• _Directive_
Repeat the whole of the data, keeping every detail the same.

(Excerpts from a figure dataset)
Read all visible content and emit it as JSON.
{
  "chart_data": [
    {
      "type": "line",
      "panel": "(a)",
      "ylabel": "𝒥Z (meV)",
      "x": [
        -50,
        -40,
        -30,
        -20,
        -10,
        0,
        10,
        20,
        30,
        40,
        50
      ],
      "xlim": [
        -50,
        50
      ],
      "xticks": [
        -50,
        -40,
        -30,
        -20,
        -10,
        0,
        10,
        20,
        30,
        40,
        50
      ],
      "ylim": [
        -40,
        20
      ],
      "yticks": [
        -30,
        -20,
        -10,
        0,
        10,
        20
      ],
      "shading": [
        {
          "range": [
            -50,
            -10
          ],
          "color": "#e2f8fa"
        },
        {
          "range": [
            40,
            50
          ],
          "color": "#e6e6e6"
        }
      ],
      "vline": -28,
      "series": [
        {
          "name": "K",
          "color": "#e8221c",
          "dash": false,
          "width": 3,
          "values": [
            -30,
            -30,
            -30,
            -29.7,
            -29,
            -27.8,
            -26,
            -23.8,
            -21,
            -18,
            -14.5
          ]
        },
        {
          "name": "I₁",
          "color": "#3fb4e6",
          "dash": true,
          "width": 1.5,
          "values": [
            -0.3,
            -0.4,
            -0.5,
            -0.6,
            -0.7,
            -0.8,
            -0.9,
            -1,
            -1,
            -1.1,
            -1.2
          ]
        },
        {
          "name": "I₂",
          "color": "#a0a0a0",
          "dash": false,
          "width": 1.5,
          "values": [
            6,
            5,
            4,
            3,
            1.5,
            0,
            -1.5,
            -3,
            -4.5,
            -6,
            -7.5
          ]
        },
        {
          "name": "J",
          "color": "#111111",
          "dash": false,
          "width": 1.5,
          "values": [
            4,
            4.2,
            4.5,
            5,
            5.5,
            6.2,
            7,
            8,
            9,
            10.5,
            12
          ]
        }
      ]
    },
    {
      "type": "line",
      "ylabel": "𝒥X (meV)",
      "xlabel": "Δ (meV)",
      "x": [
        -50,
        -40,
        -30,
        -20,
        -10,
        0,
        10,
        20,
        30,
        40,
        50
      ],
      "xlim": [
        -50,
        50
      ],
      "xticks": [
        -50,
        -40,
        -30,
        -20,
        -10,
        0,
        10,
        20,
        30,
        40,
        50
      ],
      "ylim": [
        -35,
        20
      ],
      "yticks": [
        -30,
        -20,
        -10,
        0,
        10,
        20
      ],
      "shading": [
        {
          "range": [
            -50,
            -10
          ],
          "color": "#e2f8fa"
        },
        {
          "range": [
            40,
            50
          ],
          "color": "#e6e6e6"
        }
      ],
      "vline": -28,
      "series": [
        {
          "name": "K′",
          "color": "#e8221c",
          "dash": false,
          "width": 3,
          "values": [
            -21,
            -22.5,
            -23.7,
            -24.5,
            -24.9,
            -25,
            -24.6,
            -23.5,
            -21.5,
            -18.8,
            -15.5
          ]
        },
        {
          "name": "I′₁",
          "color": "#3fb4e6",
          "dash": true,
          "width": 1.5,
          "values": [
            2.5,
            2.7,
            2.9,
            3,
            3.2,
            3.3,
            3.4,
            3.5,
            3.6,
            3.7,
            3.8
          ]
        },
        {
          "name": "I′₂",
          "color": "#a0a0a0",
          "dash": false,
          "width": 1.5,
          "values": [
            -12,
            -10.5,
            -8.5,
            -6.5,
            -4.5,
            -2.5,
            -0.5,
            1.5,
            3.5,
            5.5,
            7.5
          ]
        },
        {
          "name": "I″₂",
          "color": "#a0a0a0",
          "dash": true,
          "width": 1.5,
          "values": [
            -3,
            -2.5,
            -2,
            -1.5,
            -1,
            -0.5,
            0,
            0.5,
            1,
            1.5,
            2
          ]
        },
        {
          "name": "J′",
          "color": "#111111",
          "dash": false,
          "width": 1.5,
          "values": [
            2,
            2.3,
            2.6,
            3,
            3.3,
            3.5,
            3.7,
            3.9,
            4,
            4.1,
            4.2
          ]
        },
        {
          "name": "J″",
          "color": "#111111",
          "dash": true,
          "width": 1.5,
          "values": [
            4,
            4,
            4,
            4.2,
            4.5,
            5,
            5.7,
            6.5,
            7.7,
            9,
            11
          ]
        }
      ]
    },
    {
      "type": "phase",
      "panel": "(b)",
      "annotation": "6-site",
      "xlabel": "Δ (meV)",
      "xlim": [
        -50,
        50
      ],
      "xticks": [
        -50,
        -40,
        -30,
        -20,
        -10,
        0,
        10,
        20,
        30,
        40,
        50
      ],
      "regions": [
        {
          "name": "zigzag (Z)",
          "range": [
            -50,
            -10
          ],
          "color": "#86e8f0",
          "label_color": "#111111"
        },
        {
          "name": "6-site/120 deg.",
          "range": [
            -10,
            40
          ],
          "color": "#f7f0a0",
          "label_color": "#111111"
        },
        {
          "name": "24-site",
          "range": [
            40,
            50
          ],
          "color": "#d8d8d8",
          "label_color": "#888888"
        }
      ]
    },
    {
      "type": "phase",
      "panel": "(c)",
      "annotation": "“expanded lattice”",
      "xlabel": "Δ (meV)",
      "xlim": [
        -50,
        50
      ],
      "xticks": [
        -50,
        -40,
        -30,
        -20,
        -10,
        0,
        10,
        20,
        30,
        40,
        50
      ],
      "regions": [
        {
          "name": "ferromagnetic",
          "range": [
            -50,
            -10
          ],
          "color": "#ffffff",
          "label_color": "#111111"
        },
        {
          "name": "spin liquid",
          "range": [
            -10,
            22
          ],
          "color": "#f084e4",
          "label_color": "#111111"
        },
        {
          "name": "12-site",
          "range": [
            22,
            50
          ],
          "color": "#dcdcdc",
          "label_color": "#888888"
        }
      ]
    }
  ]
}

• _The output_
Read all visible content and emit it as JSON.
{
  "chart_data": [
    {
      "type": "line",
      "panel": "(a)",
      "ylabel": "𝒥Z (meV)",
      "x": [
        -50,
        -40,
        -30,
        -20,
        -10,
        0,
        10,
        20,
        30,
        40,
        50
      ],
      "xlim": [
        -50,
        50
      ],
      "xticks": [
        -50,
        -40,
        -30,
        -20,
        -10,
        0,
        10,
        20,
        30,
        40,
        50
      ],
      "ylim": [
        -40,
        20
      ],
      "yticks": [
        -30,
        -20,
        -10,
        0,
        10,
        20
      ],
      "shading": [
        {
          "range": [
            -50,
            -10
          ],
          "color": "#e2f8fa"
        },
        {
          "range": [
            40,
            50
          ],
          "color": "#e6e6e6"
        }
      ],
      "vline": -28,
      "series": [
        {
          "name": "K",
          "color": "#e8221c",
          "dash": false,
          "width": 3,
          "values": [
            -30,
            -30,
            -30,
            -29.7,
            -29,
            -27.8,
            -26,
            -23.8,
            -21,
            -18,
            -14.5
          ]
        },
        {
          "name": "I₁",
          "color": "#3fb4e6",
          "dash": true,
          "width": 1.5,
          "values": [
            -0.3,
            -0.4,
            -0.5,
            -0.6,
            -0.7,
            -0.8,
            -0.9,
            -1,
            -1,
            -1.1,
            -1.2
          ]
        },
        {
          "name": "I₂",
          "color": "#a0a0a0",
          "dash": false,
          "width": 1.5,
          "values": [
            6,
            5,
            4,
            3,
            1.5,
            0,
            -1.5,
            -3,
            -4.5,
            -6,
            -7.5
          ]
        },
        {
          "name": "J",
          "color": "#111111",
          "dash": false,
          "width": 1.5,
          "values": [
            4,
            4.2,
            4.5,
            5,
            5.5,
            6.2,
            7,
            8,
            9,
            10.5,
            12
          ]
        }
      ]
    },
    {
      "type": "line",
      "ylabel": "𝒥X (meV)",
      "xlabel": "Δ (meV)",
      "x": [
        -50,
        -40,
        -30,
        -20,
        -10,
        0,
        10,
        20,
        30,
        40,
        50
      ],
      "xlim": [
        -50,
        50
      ],
      "xticks": [
        -50,
        -40,
        -30,
        -20,
        -10,
        0,
        10,
        20,
        30,
        40,
        50
      ],
      "ylim": [
        -35,
        20
      ],
      "yticks": [
        -30,
        -20,
        -10,
        0,
        10,
        20
      ],
      "shading": [
        {
          "range": [
            -50,
            -10
          ],
          "color": "#e2f8fa"
        },
        {
          "range": [
            40,
            50
          ],
          "color": "#e6e6e6"
        }
      ],
      "vline": -28,
      "series": [
        {
          "name": "K′",
          "color": "#e8221c",
          "dash": false,
          "width": 3,
          "values": [
            -21,
            -22.5,
            -23.7,
            -24.5,
            -24.9,
            -25,
            -24.6,
            -23.5,
            -21.5,
            -18.8,
            -15.5
          ]
        },
        {
          "name": "I′₁",
          "color": "#3fb4e6",
          "dash": true,
          "width": 1.5,
          "values": [
            2.5,
            2.7,
            2.9,
            3,
            3.2,
            3.3,
            3.4,
            3.5,
            3.6,
            3.7,
            3.8
          ]
        },
        {
          "name": "I′₂",
          "color": "#a0a0a0",
          "dash": false,
          "width": 1.5,
          "values": [
            -12,
            -10.5,
            -8.5,
            -6.5,
            -4.5,
            -2.5,
            -0.5,
            1.5,
            3.5,
            5.5,
            7.5
          ]
        },
        {
          "name": "I″₂",
          "color": "#a0a0a0",
          "dash": true,
          "width": 1.5,
          "values": [
            -3,
            -2.5,
            -2,
            -1.5,
            -1,
            -0.5,
            0,
            0.5,
            1,
            1.5,
            2
          ]
        },
        {
          "name": "J′",
          "color": "#111111",
          "dash": false,
          "width": 1.5,
          "values": [
            2,
            2.3,
            2.6,
            3,
            3.3,
            3.5,
            3.7,
            3.9,
            4,
            4.1,
            4.2
          ]
        },
        {
          "name": "J″",
          "color": "#111111",
          "dash": true,
          "width": 1.5,
          "values": [
            4,
            4,
            4,
            4.2,
            4.5,
            5,
            5.7,
            6.5,
            7.7,
            9,
            11
          ]
        }
      ]
    },
    {
      "type": "phase",
      "panel": "(b)",
      "annotation": "6-site",
      "xlabel": "Δ (meV)",
      "xlim": [
        -50,
        50
      ],
      "xticks": [
        -50,
        -40,
        -30,
        -20,
        -10,
        0,
        10,
        20,
        30,
        40,
        50
      ],
      "regions": [
        {
          "name": "zigzag (Z)",
          "range": [
            -50,
            -10
          ],
          "color": "#86e8f0",
          "label_color": "#111111"
        },
        {
          "name": "6-site/120 deg.",
          "range": [
            -10,
            40
          ],
          "color": "#f7f0a0",
          "label_color": "#111111"
        },
        {
          "name": "24-site",
          "range": [
            40,
            50
          ],
          "color": "#d8d8d8",
          "label_color": "#888888"
        }
      ]
    },
    {
      "type": "phase",
      "panel": "(c)",
      "annotation": "“expanded lattice”",
      "xlabel": "Δ (meV)",
      "xlim": [
        -50,
        50
      ],
      "xticks": [
        -50,
        -40,
        -30,
        -20,
        -10,
        0,
        10,
        20,
        30,
        40,
        50
      ],
      "regions": [
        {
          "name": "ferromagnetic",
          "range": [
            -50,
            -10
          ],
          "color": "#ffffff",
          "label_color": "#111111"
        },
        {
          "name": "spin liquid",
          "range": [
            -10,
            22
          ],
          "color": "#f084e4",
          "label_color": "#111111"
        },
        {
          "name": "12-site",
          "range": [
            22,
            50
          ],
          "color": "#dcdcdc",
          "label_color": "#888888"
        }
      ]
    }
  ]
}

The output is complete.